##### DOKUMENTTEXT

# Aluboot



## pechi24 (1. Juli 2005)

Moin,

Da mir das Schlauchbootgeschleppe der letzten Saison noch in den Knochen liegt, will ich mich mal nach nem Boot umschauen, dass auch mal ne Ostseetour vertragen kann.

Nun habe ich ein Terhi Micro Fun oder vielleicht ein Aluboot in die nähere Auswahl einbezogen.

Beim Aluboot habe ich mal was von Elektrolyse oder so was ähnlichem gelesen, wenn man es im Wasser liegen lässt. Kennt sich da jemand richtig aus.

Habe mir kürzlich mal ein Micro Fun angeschaut und die hohe Bordwand hat mich wirklich beeindruckt.

Vielleicht könnt ihr mir ja ein paar Erfahrungen mit den beiden Bootstypen schildern. Da das Boot auch viel in Binnengewässern eingesetzt werden soll auf denen Teilweise nur E-Motoren erlaubt sind, habe ich extra was handliches gesucht.

##########
##### EXTRAHIERTE DATEN

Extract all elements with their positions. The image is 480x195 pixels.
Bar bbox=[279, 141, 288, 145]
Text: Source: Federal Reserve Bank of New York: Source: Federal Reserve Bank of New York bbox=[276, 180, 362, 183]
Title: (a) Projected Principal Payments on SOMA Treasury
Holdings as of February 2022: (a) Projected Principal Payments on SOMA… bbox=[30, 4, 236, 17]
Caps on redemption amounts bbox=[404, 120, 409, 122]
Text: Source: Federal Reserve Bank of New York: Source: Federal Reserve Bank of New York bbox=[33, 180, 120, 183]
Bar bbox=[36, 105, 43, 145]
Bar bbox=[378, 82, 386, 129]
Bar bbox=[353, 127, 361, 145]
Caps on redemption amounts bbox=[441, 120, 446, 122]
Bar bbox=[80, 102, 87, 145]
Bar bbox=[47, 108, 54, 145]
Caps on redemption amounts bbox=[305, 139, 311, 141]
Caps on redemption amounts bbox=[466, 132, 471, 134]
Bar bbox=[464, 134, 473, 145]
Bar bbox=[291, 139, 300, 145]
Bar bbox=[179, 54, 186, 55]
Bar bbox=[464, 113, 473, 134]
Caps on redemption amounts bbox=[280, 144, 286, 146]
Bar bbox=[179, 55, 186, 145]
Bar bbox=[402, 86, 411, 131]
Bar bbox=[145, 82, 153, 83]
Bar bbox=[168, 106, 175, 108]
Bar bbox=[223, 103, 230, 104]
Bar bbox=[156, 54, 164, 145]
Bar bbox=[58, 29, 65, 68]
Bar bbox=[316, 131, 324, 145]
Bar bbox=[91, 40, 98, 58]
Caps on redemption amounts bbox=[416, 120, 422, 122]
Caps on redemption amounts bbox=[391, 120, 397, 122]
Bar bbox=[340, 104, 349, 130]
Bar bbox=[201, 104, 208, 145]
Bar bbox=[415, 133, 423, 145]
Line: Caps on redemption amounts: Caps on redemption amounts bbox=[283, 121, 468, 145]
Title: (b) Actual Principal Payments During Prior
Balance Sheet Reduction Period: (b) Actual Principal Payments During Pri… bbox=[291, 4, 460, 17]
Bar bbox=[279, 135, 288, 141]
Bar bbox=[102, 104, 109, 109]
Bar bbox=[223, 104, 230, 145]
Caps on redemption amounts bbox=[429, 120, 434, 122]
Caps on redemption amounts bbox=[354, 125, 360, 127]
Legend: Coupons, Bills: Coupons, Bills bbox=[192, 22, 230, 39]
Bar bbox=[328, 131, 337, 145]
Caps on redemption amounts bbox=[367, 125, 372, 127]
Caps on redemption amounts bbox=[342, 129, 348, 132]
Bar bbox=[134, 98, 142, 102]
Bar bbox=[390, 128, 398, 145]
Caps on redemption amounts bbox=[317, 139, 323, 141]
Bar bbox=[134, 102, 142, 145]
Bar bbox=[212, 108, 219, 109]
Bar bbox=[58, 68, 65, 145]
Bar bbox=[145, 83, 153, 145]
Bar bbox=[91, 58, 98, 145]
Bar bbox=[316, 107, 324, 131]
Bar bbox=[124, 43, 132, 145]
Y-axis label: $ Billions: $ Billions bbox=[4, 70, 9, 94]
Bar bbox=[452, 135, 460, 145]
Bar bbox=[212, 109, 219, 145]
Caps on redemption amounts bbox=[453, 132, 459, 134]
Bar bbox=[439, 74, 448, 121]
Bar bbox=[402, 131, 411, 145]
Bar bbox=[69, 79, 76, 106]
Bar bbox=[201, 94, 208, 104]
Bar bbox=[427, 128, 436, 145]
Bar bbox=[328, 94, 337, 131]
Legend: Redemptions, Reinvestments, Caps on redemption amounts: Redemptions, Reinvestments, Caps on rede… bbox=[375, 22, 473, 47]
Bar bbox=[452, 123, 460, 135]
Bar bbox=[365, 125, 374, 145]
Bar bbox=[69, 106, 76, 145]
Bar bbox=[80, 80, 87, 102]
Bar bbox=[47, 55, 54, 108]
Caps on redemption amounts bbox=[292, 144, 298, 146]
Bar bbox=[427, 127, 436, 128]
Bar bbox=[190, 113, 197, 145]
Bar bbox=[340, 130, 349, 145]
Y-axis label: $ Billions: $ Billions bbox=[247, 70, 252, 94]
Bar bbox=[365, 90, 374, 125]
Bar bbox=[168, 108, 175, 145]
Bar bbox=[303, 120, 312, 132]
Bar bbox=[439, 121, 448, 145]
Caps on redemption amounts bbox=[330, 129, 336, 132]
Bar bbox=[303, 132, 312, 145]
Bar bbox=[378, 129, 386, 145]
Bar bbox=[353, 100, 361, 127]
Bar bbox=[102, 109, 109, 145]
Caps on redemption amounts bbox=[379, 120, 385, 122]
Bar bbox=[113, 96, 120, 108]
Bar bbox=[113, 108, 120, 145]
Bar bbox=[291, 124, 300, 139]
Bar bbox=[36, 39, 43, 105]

##########

= ZU ERLEDIGEN =
(1) Warum sucht der Verfasser im Dokumenttext ausdrücklich ein handliches Boot? Antworte in ein bis drei Sätzen.
(2) Übersetze diesen Satz aus dem Dokumenttext ins Englische: „Habe mir kürzlich mal ein Micro Fun angeschaut und die hohe Bordwand hat mich wirklich beeindruckt.“

= LÖSUNGEN =
(1) Das Boot soll auch viel auf Binnengewässern eingesetzt werden. Dort sind teilweise nur Elektromotoren erlaubt.

(2) I recently took a look at a Micro Fun, and the high sides really impressed me.